*TASK DESCRIPTION*
Identify, in the records below, every line where the string "start" appears, and copy each such line.

==================================================

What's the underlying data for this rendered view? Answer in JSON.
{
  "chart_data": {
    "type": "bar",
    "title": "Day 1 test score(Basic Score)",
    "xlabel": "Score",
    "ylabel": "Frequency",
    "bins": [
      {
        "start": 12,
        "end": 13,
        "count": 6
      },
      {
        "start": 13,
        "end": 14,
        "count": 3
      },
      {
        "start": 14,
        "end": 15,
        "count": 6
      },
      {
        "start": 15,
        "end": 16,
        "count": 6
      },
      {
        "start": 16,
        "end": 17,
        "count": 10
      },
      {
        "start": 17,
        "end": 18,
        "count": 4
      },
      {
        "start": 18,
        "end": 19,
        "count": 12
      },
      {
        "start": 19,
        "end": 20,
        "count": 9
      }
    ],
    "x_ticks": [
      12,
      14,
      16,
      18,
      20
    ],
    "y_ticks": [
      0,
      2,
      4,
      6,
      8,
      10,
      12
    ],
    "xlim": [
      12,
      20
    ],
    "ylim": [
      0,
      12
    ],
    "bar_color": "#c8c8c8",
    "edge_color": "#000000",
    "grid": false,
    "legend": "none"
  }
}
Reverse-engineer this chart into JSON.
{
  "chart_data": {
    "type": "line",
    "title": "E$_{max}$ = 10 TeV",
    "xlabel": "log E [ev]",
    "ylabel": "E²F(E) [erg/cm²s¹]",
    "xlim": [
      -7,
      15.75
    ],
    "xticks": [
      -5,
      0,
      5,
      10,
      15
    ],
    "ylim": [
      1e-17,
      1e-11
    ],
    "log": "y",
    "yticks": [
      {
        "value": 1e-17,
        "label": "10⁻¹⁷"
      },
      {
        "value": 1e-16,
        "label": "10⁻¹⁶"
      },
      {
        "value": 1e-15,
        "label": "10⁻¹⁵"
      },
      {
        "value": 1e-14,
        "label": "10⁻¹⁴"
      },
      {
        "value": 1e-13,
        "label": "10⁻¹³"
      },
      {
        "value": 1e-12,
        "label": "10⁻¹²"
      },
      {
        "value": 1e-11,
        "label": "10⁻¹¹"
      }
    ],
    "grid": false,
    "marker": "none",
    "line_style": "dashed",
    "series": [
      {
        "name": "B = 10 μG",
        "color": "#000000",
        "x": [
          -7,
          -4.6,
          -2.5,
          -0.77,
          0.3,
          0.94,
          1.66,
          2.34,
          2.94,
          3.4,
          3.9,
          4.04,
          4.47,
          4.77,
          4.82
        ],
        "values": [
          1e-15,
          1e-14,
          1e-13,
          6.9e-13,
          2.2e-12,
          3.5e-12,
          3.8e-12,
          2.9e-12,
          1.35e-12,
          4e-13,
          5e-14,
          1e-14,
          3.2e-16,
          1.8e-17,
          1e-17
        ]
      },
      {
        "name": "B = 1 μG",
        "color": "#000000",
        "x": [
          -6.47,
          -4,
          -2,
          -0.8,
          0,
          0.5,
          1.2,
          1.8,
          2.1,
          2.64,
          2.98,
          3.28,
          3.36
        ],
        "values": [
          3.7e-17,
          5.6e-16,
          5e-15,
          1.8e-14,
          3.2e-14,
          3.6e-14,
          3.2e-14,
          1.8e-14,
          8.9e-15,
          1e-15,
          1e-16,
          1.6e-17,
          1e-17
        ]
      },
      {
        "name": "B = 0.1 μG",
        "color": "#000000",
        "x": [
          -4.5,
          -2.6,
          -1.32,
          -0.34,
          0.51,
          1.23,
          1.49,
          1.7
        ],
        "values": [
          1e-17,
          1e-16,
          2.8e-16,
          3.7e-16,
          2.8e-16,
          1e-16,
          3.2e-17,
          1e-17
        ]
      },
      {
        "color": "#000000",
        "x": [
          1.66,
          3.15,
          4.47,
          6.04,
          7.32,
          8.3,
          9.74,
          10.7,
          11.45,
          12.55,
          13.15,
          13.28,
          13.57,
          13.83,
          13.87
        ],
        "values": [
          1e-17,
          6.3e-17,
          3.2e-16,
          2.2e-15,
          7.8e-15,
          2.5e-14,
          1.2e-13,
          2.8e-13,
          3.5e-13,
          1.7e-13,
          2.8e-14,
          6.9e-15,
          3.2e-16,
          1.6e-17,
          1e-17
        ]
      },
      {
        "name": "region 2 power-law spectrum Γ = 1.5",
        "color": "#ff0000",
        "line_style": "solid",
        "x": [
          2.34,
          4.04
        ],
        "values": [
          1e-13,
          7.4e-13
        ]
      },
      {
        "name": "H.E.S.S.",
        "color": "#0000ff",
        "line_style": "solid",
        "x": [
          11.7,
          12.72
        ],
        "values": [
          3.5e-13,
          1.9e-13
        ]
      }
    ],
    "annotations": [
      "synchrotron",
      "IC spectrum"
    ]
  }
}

==================================================

*EXERCISE ANSWER*
        "start": 12,
        "start": 13,
        "start": 14,
        "start": 15,
        "start": 16,
        "start": 17,
        "start": 18,
        "start": 19,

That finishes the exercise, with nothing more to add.